[Stored data]

============

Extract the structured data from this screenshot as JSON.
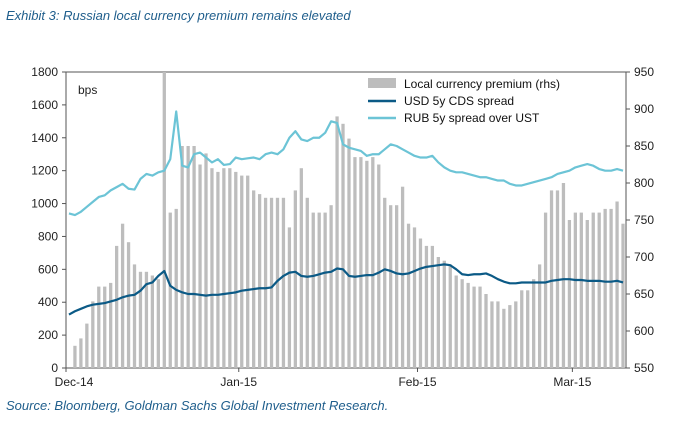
{
  "title": "Exhibit 3: Russian local currency premium remains elevated",
  "source": "Source:  Bloomberg, Goldman Sachs Global Investment Research.",
  "chart_data": {
    "type": "bar+line",
    "unit_label": "bps",
    "x_tick_labels": [
      "Dec-14",
      "Jan-15",
      "Feb-15",
      "Mar-15"
    ],
    "x_tick_index": [
      0,
      29,
      59,
      85
    ],
    "y_left": {
      "min": 0,
      "max": 1800,
      "ticks": [
        0,
        200,
        400,
        600,
        800,
        1000,
        1200,
        1400,
        1600,
        1800
      ]
    },
    "y_right": {
      "min": 550,
      "max": 950,
      "ticks": [
        550,
        600,
        650,
        700,
        750,
        800,
        850,
        900,
        950
      ]
    },
    "grid": false,
    "legend_position": "top-right",
    "colors": {
      "bars": "#bdbdbd",
      "cds": "#0b5a86",
      "rub": "#6cc4d6"
    },
    "series": [
      {
        "name": "Local currency premium (rhs)",
        "axis": "right",
        "type": "bar",
        "values": [
          550,
          580,
          590,
          610,
          640,
          660,
          660,
          665,
          715,
          745,
          720,
          690,
          680,
          680,
          675,
          670,
          950,
          760,
          765,
          850,
          850,
          850,
          825,
          840,
          820,
          815,
          820,
          820,
          815,
          810,
          810,
          790,
          785,
          780,
          780,
          780,
          780,
          740,
          790,
          820,
          780,
          760,
          760,
          760,
          770,
          890,
          880,
          860,
          835,
          835,
          830,
          835,
          825,
          780,
          770,
          770,
          795,
          745,
          740,
          725,
          715,
          715,
          700,
          695,
          690,
          675,
          670,
          665,
          660,
          660,
          650,
          640,
          640,
          630,
          635,
          640,
          655,
          655,
          670,
          690,
          760,
          790,
          790,
          800,
          750,
          760,
          760,
          750,
          760,
          760,
          765,
          765,
          775,
          745
        ]
      },
      {
        "name": "USD 5y CDS spread",
        "axis": "left",
        "type": "line",
        "values": [
          325,
          345,
          360,
          375,
          385,
          390,
          395,
          405,
          415,
          430,
          440,
          445,
          470,
          510,
          520,
          560,
          590,
          500,
          475,
          460,
          450,
          450,
          445,
          440,
          445,
          445,
          450,
          455,
          460,
          470,
          475,
          480,
          485,
          485,
          490,
          530,
          560,
          580,
          585,
          560,
          555,
          560,
          570,
          580,
          585,
          605,
          600,
          560,
          555,
          560,
          565,
          565,
          580,
          600,
          590,
          575,
          570,
          575,
          590,
          605,
          615,
          620,
          625,
          630,
          625,
          600,
          570,
          565,
          570,
          570,
          575,
          560,
          540,
          525,
          515,
          515,
          520,
          520,
          520,
          520,
          520,
          530,
          535,
          540,
          540,
          535,
          535,
          530,
          530,
          530,
          525,
          525,
          530,
          520
        ]
      },
      {
        "name": "RUB 5y spread over UST",
        "axis": "left",
        "type": "line",
        "values": [
          940,
          930,
          950,
          980,
          1010,
          1040,
          1050,
          1080,
          1100,
          1120,
          1090,
          1085,
          1150,
          1180,
          1170,
          1190,
          1200,
          1270,
          1560,
          1230,
          1220,
          1300,
          1310,
          1280,
          1250,
          1270,
          1235,
          1240,
          1280,
          1270,
          1275,
          1280,
          1270,
          1300,
          1310,
          1300,
          1330,
          1400,
          1440,
          1390,
          1380,
          1400,
          1400,
          1430,
          1500,
          1490,
          1360,
          1340,
          1330,
          1320,
          1290,
          1300,
          1300,
          1330,
          1360,
          1350,
          1330,
          1310,
          1290,
          1280,
          1280,
          1290,
          1250,
          1220,
          1200,
          1190,
          1190,
          1180,
          1170,
          1160,
          1160,
          1150,
          1140,
          1140,
          1120,
          1110,
          1110,
          1120,
          1130,
          1140,
          1150,
          1160,
          1180,
          1190,
          1200,
          1220,
          1230,
          1240,
          1230,
          1210,
          1200,
          1200,
          1210,
          1200
        ]
      }
    ]
  }
}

============

EXERCISE DESCRIPTION:
Pull out every line above that holds the word "currency".

FINAL RESULT:
  "title": "Exhibit 3: Russian local currency premium remains elevated",
        "name": "Local currency premium (rhs)",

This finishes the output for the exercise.